── DOCUMENT TEXT
In addition to dealing with deforestation in the temperate world, Williams extensively discusses tropical regions. He describes the varied ways in which over 222 million trees disappeared from the tropical world, particularly in southern and southeastern Asia from 1750 to 1920. To make this argument, he analyzes the impact of indigenous uses of forests, including shifting and permanent agriculture, grazing, and burning, as well as capitalist penetration and colonial consolidation that led to the use of tick forests, railways, plantation, and commercial farming. In terms of India, deforestation issues take on a diverse socioeconomic dimension. Williams discusses in some detail the relationship between clearing and rainfall, famine, and health in India along with famine policy in response to shortages. Brazil receives considerable focus, but developments in mainland and insular Southeast Asia receive less attention although clearing took place to a considerable extent there as well.
Part 3 narrates developments in the twentieth century. The devotion of an entire part of Williams's book for only one century speaks of the scale of deforestation during this period. The first half of the twentieth century saw deforestation to a colossal extent due to the rise of industrialization and the feeding of war machines during and in the wake of the two world wars. But, as Williams observes, the scale of devastation in the first half of the century "was to be nothing" compared to what happened later (p. 356). Currently, forty-four thousand square kilometers of tropical forest is logged annually and largely destroyed in the context of poverty, industrialization, technological development, demographic pressure, and commercial activities.
────
── DATA ENTRIES
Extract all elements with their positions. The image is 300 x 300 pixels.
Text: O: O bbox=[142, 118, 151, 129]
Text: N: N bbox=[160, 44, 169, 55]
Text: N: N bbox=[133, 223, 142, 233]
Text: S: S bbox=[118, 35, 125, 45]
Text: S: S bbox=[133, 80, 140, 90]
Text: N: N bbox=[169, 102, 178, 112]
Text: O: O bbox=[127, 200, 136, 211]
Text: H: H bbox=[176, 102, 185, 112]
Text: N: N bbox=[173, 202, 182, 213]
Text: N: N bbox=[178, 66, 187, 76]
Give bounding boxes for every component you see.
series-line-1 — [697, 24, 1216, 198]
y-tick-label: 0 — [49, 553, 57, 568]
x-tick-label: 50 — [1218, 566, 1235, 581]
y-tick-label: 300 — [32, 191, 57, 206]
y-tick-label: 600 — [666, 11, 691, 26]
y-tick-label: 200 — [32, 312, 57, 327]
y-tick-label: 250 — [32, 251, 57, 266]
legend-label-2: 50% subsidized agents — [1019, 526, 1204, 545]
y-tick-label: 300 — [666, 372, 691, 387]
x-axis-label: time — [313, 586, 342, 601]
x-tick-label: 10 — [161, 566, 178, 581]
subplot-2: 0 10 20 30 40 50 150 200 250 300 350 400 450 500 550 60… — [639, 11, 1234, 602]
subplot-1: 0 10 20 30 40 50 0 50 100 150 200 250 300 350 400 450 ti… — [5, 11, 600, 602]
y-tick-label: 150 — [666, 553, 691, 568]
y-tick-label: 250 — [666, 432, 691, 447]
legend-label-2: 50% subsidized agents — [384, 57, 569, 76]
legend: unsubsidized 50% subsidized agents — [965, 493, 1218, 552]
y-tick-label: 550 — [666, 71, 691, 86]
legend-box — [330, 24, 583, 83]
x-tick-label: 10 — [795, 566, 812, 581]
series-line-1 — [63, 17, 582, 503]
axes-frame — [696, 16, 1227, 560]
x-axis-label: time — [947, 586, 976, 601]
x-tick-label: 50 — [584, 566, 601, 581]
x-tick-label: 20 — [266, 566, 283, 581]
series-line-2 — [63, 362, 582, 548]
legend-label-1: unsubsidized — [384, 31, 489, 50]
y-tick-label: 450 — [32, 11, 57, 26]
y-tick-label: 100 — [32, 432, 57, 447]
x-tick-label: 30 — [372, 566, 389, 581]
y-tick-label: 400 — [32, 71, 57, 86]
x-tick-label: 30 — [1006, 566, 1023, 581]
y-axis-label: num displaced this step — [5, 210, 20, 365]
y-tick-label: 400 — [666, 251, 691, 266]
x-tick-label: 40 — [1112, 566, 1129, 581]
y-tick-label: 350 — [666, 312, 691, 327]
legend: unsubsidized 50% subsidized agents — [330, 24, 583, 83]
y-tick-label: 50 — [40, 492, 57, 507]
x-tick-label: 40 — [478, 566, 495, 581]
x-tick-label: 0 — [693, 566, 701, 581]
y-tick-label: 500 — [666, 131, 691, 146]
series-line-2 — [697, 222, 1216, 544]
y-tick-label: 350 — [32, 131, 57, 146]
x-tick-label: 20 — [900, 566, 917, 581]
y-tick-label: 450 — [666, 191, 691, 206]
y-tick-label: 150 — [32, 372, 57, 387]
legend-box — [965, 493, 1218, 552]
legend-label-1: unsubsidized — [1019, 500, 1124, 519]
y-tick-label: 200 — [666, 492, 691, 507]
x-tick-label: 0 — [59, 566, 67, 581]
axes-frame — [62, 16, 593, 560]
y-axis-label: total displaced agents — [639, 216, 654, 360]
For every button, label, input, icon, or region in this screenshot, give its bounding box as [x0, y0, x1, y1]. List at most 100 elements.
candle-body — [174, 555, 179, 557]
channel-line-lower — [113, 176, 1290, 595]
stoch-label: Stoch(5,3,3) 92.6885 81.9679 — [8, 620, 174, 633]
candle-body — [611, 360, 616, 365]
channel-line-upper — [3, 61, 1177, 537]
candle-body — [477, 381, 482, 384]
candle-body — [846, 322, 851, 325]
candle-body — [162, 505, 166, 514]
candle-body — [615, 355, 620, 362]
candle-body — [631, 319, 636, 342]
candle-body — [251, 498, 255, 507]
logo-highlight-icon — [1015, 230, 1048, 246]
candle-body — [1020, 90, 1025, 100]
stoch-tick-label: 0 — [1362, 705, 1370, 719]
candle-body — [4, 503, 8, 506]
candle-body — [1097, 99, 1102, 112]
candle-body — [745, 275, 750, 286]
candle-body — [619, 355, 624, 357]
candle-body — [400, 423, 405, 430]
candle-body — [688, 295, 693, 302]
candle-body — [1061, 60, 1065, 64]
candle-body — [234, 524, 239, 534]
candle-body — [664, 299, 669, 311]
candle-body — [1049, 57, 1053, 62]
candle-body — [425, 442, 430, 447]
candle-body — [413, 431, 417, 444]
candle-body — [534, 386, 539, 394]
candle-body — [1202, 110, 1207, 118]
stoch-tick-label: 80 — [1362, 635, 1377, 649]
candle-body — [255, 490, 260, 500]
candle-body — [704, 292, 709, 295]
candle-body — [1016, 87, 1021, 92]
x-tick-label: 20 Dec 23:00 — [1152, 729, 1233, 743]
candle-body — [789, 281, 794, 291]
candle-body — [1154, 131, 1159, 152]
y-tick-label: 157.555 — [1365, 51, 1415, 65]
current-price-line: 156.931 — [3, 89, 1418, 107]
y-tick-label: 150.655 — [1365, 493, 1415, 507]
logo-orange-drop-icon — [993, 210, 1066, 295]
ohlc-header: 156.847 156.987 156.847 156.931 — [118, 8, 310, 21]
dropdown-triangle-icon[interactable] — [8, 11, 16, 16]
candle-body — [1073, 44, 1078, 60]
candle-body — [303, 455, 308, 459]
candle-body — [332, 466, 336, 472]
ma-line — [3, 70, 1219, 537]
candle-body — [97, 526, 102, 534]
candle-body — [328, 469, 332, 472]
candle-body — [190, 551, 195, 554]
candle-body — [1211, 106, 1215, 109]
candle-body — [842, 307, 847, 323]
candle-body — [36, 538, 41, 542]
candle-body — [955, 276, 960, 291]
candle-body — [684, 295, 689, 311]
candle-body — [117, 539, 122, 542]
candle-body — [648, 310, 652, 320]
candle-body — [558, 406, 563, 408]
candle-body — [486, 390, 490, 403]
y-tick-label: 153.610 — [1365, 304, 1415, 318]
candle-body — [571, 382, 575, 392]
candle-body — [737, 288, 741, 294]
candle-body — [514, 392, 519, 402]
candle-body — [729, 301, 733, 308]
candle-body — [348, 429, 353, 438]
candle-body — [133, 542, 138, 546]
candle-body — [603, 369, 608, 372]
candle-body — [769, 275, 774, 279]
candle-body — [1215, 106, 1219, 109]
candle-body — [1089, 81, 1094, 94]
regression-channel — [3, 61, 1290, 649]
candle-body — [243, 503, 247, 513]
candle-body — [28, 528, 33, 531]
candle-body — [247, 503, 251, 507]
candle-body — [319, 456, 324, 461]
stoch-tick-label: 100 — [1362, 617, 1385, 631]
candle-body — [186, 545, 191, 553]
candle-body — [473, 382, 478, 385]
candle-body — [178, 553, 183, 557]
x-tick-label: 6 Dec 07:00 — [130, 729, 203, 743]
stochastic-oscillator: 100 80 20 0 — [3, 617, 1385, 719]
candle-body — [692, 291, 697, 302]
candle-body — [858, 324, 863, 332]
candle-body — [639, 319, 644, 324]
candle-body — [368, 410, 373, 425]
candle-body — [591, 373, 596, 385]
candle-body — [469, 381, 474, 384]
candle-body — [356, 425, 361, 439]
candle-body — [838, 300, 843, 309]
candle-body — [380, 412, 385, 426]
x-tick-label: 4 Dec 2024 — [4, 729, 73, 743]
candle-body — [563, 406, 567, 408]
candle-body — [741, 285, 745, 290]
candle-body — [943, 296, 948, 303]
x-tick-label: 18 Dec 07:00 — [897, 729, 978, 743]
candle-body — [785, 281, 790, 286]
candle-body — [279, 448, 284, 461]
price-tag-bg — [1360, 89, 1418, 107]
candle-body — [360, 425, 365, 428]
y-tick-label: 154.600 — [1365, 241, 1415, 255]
────
Reproduce the deforestation text above from "Part 3 narrates" to "and commercial activities." word for word.

TASK SOLUTION:
Part 3 narrates developments in the twentieth century. The devotion of an entire part of Williams's book for only one century speaks of the scale of deforestation during this period. The first half of the twentieth century saw deforestation to a colossal extent due to the rise of industrialization and the feeding of war machines during and in the wake of the two world wars. But, as Williams observes, the scale of devastation in the first half of the century "was to be nothing" compared to what happened later (p. 356). Currently, forty-four thousand square kilometers of tropical forest is logged annually and largely destroyed in the context of poverty, industrialization, technological development, demographic pressure, and commercial activities.